::: Material to process

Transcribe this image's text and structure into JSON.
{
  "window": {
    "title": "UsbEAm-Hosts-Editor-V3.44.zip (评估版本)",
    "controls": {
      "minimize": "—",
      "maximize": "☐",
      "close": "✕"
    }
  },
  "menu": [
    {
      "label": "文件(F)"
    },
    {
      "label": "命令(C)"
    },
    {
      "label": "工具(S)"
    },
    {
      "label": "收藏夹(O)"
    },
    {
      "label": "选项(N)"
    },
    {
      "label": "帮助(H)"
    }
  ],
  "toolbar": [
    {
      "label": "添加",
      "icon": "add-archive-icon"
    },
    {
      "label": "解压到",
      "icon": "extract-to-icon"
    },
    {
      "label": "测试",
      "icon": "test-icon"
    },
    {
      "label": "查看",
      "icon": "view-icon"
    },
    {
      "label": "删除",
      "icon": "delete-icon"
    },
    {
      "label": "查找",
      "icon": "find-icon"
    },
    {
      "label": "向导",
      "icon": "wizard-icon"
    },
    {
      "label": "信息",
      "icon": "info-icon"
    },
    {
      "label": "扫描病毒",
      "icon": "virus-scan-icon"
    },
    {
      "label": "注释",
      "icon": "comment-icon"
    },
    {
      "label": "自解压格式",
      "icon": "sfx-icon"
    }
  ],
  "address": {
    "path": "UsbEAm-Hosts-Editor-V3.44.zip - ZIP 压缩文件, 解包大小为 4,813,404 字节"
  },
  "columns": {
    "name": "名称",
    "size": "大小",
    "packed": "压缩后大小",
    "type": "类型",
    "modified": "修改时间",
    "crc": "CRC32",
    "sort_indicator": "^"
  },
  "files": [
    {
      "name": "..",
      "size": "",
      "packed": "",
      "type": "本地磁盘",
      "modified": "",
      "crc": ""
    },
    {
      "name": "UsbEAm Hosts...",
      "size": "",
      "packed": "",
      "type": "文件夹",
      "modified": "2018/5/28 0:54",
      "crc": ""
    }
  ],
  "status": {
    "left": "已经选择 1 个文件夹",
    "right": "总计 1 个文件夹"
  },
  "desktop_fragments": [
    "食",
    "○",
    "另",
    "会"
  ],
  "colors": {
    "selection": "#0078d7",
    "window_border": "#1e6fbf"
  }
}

::::::

Write out the material from the first line to the last, exactly.

* Solution for this problem:
Transcribe this image's text and structure into JSON.
{
  "window": {
    "title": "UsbEAm-Hosts-Editor-V3.44.zip (评估版本)",
    "controls": {
      "minimize": "—",
      "maximize": "☐",
      "close": "✕"
    }
  },
  "menu": [
    {
      "label": "文件(F)"
    },
    {
      "label": "命令(C)"
    },
    {
      "label": "工具(S)"
    },
    {
      "label": "收藏夹(O)"
    },
    {
      "label": "选项(N)"
    },
    {
      "label": "帮助(H)"
    }
  ],
  "toolbar": [
    {
      "label": "添加",
      "icon": "add-archive-icon"
    },
    {
      "label": "解压到",
      "icon": "extract-to-icon"
    },
    {
      "label": "测试",
      "icon": "test-icon"
    },
    {
      "label": "查看",
      "icon": "view-icon"
    },
    {
      "label": "删除",
      "icon": "delete-icon"
    },
    {
      "label": "查找",
      "icon": "find-icon"
    },
    {
      "label": "向导",
      "icon": "wizard-icon"
    },
    {
      "label": "信息",
      "icon": "info-icon"
    },
    {
      "label": "扫描病毒",
      "icon": "virus-scan-icon"
    },
    {
      "label": "注释",
      "icon": "comment-icon"
    },
    {
      "label": "自解压格式",
      "icon": "sfx-icon"
    }
  ],
  "address": {
    "path": "UsbEAm-Hosts-Editor-V3.44.zip - ZIP 压缩文件, 解包大小为 4,813,404 字节"
  },
  "columns": {
    "name": "名称",
    "size": "大小",
    "packed": "压缩后大小",
    "type": "类型",
    "modified": "修改时间",
    "crc": "CRC32",
    "sort_indicator": "^"
  },
  "files": [
    {
      "name": "..",
      "size": "",
      "packed": "",
      "type": "本地磁盘",
      "modified": "",
      "crc": ""
    },
    {
      "name": "UsbEAm Hosts...",
      "size": "",
      "packed": "",
      "type": "文件夹",
      "modified": "2018/5/28 0:54",
      "crc": ""
    }
  ],
  "status": {
    "left": "已经选择 1 个文件夹",
    "right": "总计 1 个文件夹"
  },
  "desktop_fragments": [
    "食",
    "○",
    "另",
    "会"
  ],
  "colors": {
    "selection": "#0078d7",
    "window_border": "#1e6fbf"
  }
}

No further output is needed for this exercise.